*GIVEN DATA*
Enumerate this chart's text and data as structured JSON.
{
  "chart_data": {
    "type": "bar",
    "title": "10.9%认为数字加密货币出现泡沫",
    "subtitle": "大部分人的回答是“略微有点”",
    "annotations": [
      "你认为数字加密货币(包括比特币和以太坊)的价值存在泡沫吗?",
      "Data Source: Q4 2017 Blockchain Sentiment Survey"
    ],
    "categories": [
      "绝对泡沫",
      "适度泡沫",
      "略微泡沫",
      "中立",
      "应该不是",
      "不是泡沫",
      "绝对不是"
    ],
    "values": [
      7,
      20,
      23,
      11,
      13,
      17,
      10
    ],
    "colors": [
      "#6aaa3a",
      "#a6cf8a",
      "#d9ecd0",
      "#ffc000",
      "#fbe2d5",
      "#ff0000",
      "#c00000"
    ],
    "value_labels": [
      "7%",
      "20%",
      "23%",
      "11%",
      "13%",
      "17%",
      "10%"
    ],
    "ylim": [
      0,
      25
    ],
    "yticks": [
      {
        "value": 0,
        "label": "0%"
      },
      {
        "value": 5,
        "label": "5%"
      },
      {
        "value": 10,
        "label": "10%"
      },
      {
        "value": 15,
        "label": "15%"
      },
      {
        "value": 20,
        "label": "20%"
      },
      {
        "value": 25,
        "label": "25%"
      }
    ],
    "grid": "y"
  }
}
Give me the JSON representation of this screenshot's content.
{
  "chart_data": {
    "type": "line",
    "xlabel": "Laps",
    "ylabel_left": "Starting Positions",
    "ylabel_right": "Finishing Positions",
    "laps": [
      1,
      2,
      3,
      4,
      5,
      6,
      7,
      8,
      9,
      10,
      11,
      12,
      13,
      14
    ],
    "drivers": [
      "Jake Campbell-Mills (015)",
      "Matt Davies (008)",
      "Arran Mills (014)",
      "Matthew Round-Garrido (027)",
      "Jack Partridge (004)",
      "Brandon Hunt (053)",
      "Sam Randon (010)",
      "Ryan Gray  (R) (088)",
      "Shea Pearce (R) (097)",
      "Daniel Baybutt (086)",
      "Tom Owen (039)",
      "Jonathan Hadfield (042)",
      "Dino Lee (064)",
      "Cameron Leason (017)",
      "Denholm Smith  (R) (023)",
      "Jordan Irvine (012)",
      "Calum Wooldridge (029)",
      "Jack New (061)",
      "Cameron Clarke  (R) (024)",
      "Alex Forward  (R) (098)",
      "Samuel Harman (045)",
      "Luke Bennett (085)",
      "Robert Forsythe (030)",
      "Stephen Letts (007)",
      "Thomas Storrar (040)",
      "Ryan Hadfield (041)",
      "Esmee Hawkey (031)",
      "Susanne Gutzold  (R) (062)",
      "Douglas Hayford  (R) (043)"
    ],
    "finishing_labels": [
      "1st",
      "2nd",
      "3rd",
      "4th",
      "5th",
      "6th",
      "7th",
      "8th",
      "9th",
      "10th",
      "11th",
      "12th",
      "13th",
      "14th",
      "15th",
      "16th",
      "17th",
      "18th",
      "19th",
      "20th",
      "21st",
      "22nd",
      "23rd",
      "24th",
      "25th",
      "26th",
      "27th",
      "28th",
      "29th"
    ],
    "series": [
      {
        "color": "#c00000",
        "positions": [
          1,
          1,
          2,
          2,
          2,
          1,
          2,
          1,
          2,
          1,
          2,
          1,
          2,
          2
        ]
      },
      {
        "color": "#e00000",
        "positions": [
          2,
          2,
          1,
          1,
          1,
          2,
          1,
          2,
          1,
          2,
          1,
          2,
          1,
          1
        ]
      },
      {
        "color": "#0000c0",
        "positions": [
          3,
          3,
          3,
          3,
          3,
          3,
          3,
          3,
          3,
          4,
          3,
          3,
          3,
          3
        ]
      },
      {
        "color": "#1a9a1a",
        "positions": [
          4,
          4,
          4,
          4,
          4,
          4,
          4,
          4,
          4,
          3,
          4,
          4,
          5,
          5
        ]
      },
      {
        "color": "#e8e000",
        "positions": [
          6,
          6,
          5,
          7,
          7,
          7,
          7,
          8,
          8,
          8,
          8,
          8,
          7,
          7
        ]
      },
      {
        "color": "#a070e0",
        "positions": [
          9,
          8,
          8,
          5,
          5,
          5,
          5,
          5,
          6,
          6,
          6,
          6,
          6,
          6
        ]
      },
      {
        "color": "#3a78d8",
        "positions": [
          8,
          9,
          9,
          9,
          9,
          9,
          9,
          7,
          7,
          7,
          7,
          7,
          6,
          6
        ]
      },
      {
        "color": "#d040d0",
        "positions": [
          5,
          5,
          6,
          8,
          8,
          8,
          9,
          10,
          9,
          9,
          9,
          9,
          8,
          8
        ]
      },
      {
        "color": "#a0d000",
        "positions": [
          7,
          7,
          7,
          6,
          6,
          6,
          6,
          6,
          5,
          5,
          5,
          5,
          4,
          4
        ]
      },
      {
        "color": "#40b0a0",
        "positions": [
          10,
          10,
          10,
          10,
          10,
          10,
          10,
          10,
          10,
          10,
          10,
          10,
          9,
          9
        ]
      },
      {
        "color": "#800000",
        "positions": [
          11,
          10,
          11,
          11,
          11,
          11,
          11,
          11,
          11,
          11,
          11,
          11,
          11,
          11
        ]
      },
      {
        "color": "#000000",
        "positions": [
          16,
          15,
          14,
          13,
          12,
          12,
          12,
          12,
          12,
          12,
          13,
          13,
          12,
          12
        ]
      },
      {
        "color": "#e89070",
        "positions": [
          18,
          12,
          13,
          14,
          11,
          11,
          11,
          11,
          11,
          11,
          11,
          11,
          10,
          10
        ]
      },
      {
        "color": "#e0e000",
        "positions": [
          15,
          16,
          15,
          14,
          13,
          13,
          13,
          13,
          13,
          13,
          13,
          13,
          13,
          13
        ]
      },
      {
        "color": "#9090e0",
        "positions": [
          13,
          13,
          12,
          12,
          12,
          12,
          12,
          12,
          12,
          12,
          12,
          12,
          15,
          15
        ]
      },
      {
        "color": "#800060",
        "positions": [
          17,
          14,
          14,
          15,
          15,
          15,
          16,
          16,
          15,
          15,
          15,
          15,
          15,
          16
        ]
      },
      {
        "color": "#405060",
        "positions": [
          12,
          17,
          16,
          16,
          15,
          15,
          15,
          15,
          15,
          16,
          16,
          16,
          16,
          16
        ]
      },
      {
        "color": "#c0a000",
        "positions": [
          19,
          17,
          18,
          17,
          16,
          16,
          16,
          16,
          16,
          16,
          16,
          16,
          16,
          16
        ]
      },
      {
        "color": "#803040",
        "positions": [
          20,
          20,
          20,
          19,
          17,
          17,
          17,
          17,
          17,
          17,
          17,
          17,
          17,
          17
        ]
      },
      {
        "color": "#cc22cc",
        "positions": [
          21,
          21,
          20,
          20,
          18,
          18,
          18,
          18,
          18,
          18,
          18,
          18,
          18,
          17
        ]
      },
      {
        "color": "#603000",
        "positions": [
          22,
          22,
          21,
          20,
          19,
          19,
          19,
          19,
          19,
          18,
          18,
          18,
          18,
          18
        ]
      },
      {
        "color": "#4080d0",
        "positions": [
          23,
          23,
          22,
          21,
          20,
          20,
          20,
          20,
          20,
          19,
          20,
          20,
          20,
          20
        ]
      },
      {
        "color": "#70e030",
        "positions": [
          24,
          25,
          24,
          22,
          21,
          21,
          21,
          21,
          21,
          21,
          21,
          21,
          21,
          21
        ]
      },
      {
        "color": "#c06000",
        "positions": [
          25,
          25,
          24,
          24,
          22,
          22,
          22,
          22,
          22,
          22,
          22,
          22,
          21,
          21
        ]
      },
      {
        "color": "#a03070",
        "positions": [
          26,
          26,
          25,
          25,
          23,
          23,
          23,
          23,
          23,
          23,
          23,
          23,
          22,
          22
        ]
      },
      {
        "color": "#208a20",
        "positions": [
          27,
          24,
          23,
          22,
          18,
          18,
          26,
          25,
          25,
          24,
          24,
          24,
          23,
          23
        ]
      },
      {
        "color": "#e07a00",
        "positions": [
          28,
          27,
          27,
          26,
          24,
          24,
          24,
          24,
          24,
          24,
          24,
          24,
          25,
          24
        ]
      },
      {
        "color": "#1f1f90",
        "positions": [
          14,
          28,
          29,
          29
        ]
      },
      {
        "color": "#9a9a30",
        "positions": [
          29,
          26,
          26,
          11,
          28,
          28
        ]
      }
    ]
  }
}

*REQUEST*
Show, from the listing above, each line that contains the word "Cameron".

*FINISHED TASK*
      "Cameron Leason (017)",
      "Cameron Clarke  (R) (024)",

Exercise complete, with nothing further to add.